→ Exercise task
Extract every line of the material that holds the string "ospite".

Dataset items
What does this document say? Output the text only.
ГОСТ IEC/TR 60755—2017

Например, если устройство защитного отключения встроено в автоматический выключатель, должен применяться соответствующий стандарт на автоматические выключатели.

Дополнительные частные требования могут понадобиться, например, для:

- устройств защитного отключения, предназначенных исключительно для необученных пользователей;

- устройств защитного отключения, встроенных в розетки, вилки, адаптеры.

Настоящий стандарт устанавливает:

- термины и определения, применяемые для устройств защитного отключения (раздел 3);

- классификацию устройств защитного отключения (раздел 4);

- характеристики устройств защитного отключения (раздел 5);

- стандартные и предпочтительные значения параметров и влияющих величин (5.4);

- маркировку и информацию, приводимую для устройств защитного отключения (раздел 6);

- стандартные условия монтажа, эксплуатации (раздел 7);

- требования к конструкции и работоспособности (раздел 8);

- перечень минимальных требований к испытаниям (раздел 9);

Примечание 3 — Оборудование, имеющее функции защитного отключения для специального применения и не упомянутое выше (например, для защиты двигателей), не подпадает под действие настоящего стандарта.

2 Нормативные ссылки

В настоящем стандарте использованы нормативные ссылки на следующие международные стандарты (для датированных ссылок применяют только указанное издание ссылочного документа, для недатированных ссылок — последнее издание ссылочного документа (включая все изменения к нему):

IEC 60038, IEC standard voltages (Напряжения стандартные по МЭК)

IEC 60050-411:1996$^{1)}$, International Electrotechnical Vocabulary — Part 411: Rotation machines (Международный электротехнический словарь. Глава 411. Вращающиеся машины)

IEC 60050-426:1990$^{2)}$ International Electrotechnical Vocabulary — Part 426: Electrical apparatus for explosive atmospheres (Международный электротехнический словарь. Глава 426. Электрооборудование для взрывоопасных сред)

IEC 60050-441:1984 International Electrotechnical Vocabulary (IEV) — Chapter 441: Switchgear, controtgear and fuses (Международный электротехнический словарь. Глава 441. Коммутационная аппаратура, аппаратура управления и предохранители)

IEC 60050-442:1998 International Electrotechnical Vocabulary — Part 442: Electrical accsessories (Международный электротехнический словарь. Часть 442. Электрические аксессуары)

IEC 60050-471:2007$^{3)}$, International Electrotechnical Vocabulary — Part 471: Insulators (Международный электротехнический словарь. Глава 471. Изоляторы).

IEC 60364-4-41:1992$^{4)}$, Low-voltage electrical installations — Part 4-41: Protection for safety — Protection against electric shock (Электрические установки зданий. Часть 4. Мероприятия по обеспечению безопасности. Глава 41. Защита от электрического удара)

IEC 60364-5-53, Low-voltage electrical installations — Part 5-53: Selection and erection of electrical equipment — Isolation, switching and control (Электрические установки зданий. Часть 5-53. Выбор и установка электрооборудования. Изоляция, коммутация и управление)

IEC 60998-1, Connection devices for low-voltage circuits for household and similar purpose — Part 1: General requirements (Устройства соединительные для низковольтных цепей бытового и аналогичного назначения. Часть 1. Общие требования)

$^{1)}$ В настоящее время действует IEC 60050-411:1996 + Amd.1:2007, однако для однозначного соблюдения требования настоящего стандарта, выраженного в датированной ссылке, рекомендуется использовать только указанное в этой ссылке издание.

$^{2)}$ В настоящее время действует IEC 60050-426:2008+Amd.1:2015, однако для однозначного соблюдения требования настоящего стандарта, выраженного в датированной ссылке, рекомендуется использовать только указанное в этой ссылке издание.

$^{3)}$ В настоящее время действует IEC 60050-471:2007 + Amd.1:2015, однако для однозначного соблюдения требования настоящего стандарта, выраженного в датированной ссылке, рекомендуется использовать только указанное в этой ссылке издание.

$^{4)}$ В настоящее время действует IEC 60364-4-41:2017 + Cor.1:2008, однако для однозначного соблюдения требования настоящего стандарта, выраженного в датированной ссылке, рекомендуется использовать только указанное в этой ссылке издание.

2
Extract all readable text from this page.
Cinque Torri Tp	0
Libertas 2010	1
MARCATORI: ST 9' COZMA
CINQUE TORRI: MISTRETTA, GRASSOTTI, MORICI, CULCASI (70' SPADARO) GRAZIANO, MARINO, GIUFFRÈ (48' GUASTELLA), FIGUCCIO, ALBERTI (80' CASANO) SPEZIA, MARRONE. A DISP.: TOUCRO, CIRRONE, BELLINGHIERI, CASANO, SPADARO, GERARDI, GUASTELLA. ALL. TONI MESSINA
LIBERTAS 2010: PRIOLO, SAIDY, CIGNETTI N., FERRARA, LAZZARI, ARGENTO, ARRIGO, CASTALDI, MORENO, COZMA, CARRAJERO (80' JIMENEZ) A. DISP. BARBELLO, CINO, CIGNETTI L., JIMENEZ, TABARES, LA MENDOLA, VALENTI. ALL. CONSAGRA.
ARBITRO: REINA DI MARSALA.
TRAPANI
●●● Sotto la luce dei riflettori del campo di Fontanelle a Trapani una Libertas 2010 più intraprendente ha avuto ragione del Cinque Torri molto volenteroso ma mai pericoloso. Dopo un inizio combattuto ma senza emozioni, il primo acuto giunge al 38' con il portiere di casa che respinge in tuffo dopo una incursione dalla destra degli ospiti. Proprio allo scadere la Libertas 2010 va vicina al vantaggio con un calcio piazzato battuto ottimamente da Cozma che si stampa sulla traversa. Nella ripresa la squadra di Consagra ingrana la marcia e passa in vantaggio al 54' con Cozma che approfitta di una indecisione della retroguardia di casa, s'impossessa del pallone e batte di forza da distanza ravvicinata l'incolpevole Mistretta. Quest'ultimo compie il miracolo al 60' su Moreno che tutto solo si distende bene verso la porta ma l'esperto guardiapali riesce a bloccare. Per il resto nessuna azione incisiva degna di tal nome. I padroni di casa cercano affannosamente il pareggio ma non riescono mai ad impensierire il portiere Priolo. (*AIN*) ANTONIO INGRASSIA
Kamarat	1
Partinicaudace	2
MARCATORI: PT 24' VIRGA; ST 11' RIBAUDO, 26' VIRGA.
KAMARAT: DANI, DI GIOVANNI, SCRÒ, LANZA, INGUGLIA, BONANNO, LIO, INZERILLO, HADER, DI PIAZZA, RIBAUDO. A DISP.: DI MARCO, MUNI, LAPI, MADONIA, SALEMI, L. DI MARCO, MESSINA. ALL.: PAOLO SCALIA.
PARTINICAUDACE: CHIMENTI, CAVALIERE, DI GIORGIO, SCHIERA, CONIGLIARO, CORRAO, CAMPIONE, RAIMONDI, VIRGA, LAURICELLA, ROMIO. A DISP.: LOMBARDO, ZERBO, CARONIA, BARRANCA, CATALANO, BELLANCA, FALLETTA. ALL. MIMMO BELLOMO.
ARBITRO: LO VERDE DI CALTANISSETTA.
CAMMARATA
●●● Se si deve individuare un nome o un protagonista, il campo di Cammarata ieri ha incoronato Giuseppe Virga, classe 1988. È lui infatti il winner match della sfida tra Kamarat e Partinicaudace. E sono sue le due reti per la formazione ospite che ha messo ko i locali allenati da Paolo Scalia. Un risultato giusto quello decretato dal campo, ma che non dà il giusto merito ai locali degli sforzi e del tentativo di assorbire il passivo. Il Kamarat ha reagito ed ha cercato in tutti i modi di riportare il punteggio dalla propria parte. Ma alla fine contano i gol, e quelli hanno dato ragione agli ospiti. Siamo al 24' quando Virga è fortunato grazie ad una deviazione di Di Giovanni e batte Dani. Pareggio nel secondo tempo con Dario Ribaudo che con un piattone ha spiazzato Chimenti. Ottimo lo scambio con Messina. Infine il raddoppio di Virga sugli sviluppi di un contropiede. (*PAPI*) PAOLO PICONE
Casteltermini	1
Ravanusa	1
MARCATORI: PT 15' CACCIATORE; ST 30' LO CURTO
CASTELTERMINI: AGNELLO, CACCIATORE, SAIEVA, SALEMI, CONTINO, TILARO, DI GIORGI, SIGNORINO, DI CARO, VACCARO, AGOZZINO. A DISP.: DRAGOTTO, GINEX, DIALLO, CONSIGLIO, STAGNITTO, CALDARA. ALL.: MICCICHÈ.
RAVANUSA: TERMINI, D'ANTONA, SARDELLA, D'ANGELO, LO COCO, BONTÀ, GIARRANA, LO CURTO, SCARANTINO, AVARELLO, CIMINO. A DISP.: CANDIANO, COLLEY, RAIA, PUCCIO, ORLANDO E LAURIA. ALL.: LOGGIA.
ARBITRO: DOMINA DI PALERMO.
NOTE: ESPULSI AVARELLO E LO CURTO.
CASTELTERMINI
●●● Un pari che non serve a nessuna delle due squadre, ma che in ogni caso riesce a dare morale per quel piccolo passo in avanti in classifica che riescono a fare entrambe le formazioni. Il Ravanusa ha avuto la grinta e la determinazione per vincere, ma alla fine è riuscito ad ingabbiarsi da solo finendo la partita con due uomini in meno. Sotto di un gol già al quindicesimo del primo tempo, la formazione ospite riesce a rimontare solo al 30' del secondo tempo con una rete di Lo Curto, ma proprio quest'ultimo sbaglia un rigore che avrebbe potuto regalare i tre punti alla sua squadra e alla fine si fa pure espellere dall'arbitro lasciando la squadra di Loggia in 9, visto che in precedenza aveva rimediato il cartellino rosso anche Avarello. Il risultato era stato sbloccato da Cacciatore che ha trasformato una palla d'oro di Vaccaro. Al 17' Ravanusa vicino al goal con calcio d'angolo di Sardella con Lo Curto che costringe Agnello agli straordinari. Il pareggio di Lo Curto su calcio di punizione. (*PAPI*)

→ Result
●●● Se si deve individuare un nome o un protagonista, il campo di Cammarata ieri ha incoronato Giuseppe Virga, classe 1988. È lui infatti il winner match della sfida tra Kamarat e Partinicaudace. E sono sue le due reti per la formazione ospite che ha messo ko i locali allenati da Paolo Scalia. Un risultato giusto quello decretato dal campo, ma che non dà il giusto merito ai locali degli sforzi e del tentativo di assorbire il passivo. Il Kamarat ha reagito ed ha cercato in tutti i modi di riportare il punteggio dalla propria parte. Ma alla fine contano i gol, e quelli hanno dato ragione agli ospiti. Siamo al 24' quando Virga è fortunato grazie ad una deviazione di Di Giovanni e batte Dani. Pareggio nel secondo tempo con Dario Ribaudo che con un piattone ha spiazzato Chimenti. Ottimo lo scambio con Messina. Infine il raddoppio di Virga sugli sviluppi di un contropiede. (*PAPI*) PAOLO PICONE
●●● Un pari che non serve a nessuna delle due squadre, ma che in ogni caso riesce a dare morale per quel piccolo passo in avanti in classifica che riescono a fare entrambe le formazioni. Il Ravanusa ha avuto la grinta e la determinazione per vincere, ma alla fine è riuscito ad ingabbiarsi da solo finendo la partita con due uomini in meno. Sotto di un gol già al quindicesimo del primo tempo, la formazione ospite riesce a rimontare solo al 30' del secondo tempo con una rete di Lo Curto, ma proprio quest'ultimo sbaglia un rigore che avrebbe potuto regalare i tre punti alla sua squadra e alla fine si fa pure espellere dall'arbitro lasciando la squadra di Loggia in 9, visto che in precedenza aveva rimediato il cartellino rosso anche Avarello. Il risultato era stato sbloccato da Cacciatore che ha trasformato una palla d'oro di Vaccaro. Al 17' Ravanusa vicino al goal con calcio d'angolo di Sardella con Lo Curto che costringe Agnello agli straordinari. Il pareggio di Lo Curto su calcio di punizione. (*PAPI*)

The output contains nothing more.